# Article:
● ● ● ●

At the Bristol Burger King, I had dropped off my homeless friend, where she ordered a meal.  Again, I had to take someone else somewhere. After I was done, I picked her up. The next time we went to this Burger King together, the shift manager relayed a message from the general manager to tell my friend she wasn’t allowed there. I had to press her for the reason. She said that the general manager, Rene, doesn’t want homeless people there because they panhandle.

My friend never panhandled or caused any problems. The floor manager confessed that she never had a problem with either of us.

I just read a comment on Facebook by  toadies of the manager of the Burger King at Beaver Dam and Bristol Pike in Bristol, PA, where posters offer a lame defense of this callous discrimination:

Desirae Hall I’m quite sure that she is not discriminating against your friend. She is only doing her job. Where else can you go to and sit all day and drink a cup of coffee. At that establishment there is a real problem with the homeless people panhandling as you are dining in. Thank you Renee for respecting the paying customers.

Like · Reply · 1 · December 17, 2015 at 4:54pm

Jakeria Martin She defy ain’t she’s sweet n kind hearted

These hobophobic comments are examples of narrow minded, judgmental people. For you hobophobes, here is a definition:  “(n) a person that is afraid of hobos. (adj.)hobophobic – to be afraid of hobos.

John is a really big hobophobe. Anytime he sees a homeless person walking on the street, he freaks out.”

Both at Denny’s and Wendy’s you can hang out “all day” after ordering food. The manager at Denny’s in Langhorne told us we cannot hang out “all day” just on weekends, when it gets crowded, and was apologetic. Unlike the manager at the Langhorne Burger King, who chased my friend out because her looks may offend the yuppie clientele, the staff at Denny’s ask how my friend is doing, and are concerned about her.

At Wendy’s in Levittown, we became a fixture. One night when we left about an hour before closing time, an employee remarked “are you leaving already?”

One guy, Mike, I believe a manager or the manager at Wendy’s, realized our situation. He said that he doesn’t have a problem with us hanging out at this Wendy’s and told us that we clean up after ourselves, are quiet and don’t bother anybody — that my friend does her puzzle books and I’m on my laptop. He also related a story about a Burger King where he used to work: Someone invited a homeless guy out of the cold and bought him a meal. A customer freaked out and exclaimed that a homeless person was in the restaurant and beseeched them to call the police. To this Mike  said “so?”  We’ve had some friendly conversations with Mike.

Not all homeless people are drunken bums. Some are and have caused problems in the community. Of the alcoholics, some had that problem before they became homeless, others use booze as an escape from their problem after becoming homeless. Druggies often end up homeless after they get kicked out of a recovery house, which is often the case in lower Bucks County, PA.

● ● ● ●

# Material shown:
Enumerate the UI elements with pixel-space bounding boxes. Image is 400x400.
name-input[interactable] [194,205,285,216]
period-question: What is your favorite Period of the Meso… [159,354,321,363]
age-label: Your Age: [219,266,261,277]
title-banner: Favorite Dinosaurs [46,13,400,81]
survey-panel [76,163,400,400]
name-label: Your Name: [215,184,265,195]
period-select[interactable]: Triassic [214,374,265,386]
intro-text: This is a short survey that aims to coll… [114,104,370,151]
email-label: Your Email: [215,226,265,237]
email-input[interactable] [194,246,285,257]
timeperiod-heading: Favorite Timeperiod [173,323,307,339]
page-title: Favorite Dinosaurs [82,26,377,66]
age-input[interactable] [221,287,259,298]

● ● ● ●

# Stated exercise:
Render this sentence from the post about the Bristol Burger King into Spanish: "My friend never panhandled or caused any problems." None of the data above is needed.

# The result:
Mi amiga nunca pidió limosna ni causó ningún problema.